Locate every line in the records below that holds the word "pokusech" and return each one.

- SOURCE DATA -
◆ ◆ ◆
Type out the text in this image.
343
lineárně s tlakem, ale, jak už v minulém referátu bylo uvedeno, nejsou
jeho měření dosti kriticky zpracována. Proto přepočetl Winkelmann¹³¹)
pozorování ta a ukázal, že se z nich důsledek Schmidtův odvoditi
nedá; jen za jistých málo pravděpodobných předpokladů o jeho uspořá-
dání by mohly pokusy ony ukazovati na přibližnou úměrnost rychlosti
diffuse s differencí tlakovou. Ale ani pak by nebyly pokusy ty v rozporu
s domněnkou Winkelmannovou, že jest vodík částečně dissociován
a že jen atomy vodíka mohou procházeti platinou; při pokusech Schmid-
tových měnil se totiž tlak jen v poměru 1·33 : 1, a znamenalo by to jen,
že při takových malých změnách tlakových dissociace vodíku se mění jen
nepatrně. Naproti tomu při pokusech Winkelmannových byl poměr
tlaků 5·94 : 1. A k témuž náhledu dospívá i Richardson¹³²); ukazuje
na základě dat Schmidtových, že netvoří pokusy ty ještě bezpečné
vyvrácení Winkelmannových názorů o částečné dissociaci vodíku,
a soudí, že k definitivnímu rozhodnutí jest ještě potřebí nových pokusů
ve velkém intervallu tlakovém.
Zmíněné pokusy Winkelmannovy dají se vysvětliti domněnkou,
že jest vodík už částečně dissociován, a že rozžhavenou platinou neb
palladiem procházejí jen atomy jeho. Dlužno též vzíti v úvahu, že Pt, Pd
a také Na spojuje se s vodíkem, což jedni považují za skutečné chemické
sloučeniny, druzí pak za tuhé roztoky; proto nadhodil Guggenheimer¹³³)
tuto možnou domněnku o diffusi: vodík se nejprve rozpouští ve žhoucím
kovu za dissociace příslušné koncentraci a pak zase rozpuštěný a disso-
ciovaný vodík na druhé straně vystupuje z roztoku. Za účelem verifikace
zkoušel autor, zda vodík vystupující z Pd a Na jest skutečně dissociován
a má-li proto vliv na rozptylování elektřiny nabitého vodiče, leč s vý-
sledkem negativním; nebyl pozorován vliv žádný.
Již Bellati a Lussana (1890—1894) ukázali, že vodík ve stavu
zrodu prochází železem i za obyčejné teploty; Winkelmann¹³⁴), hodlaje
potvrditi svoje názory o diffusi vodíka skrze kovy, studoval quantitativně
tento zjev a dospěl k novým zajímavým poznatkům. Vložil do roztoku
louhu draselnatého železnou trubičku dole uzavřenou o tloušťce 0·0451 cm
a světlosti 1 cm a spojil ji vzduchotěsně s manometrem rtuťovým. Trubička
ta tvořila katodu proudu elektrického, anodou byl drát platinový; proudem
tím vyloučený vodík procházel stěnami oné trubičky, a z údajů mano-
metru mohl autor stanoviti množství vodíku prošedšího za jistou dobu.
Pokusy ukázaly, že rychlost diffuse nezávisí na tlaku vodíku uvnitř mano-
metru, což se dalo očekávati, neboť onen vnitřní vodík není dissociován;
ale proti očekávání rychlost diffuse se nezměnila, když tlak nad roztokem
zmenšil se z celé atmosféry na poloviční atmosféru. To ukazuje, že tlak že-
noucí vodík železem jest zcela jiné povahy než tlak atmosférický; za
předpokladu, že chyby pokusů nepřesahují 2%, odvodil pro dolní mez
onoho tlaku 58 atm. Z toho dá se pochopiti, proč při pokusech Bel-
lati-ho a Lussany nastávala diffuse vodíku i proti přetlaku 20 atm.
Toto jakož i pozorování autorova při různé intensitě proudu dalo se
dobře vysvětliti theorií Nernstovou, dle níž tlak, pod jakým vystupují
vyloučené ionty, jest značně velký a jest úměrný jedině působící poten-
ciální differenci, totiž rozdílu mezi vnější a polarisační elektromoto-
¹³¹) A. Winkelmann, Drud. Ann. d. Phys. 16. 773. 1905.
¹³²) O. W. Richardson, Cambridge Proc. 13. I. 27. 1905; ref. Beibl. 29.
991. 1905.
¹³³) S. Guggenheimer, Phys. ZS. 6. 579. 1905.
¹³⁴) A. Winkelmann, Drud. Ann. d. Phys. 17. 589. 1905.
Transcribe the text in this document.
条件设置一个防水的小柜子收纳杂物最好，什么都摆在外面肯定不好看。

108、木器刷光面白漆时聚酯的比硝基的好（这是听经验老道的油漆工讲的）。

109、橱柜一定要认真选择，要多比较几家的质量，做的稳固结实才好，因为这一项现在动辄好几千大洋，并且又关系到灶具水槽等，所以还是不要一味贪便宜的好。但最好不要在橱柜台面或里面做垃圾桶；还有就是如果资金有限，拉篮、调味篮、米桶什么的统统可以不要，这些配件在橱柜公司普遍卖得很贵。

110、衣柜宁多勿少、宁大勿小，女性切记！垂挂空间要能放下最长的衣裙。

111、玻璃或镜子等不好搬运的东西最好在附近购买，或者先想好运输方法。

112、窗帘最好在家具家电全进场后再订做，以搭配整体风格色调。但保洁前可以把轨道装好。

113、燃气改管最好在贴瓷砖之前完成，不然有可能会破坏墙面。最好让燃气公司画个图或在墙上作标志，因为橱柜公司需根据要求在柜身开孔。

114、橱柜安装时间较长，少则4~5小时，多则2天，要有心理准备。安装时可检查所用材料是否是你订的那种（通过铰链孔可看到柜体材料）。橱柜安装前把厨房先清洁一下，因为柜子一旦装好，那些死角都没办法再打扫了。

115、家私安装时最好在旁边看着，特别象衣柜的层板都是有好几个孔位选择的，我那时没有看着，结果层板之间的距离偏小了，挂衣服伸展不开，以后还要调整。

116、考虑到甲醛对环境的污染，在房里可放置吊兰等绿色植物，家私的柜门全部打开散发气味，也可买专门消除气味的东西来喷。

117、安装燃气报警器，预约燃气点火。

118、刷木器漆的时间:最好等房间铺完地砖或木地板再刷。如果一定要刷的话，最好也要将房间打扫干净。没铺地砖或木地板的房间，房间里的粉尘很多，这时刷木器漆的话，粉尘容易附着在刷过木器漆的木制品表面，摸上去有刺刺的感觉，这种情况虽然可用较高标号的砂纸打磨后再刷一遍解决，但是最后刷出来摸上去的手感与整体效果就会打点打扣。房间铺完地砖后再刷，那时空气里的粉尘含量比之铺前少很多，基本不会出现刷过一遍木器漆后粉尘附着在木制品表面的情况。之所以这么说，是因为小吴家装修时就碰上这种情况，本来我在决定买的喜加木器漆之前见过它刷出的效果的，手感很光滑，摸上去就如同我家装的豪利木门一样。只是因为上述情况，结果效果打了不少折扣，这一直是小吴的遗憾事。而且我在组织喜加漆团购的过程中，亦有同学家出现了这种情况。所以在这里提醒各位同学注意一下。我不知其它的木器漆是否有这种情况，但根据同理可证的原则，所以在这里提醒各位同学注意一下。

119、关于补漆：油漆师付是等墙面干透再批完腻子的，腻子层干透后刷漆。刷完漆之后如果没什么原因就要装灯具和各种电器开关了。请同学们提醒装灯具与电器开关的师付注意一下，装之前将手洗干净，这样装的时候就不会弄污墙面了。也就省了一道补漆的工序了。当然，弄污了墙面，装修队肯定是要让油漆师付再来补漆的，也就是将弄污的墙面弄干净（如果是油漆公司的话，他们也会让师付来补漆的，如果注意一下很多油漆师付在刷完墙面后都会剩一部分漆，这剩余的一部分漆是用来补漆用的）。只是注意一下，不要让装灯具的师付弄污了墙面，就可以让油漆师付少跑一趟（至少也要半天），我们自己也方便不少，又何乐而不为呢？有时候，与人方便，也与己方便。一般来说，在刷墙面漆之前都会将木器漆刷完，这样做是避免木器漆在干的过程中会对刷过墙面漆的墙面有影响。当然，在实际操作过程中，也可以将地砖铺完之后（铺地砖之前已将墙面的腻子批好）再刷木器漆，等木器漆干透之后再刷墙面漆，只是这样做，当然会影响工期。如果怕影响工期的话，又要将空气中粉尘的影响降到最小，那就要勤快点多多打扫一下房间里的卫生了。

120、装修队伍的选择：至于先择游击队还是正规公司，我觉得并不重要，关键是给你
◆ ◆ ◆
- SOLUTION BELOW -
a že jen atomy vodíka mohou procházeti platinou; při pokusech Schmid-
nepatrně. Naproti tomu při pokusech Winkelmannových byl poměr
onoho tlaku 58 atm. Z toho dá se pochopiti, proč při pokusech Bel-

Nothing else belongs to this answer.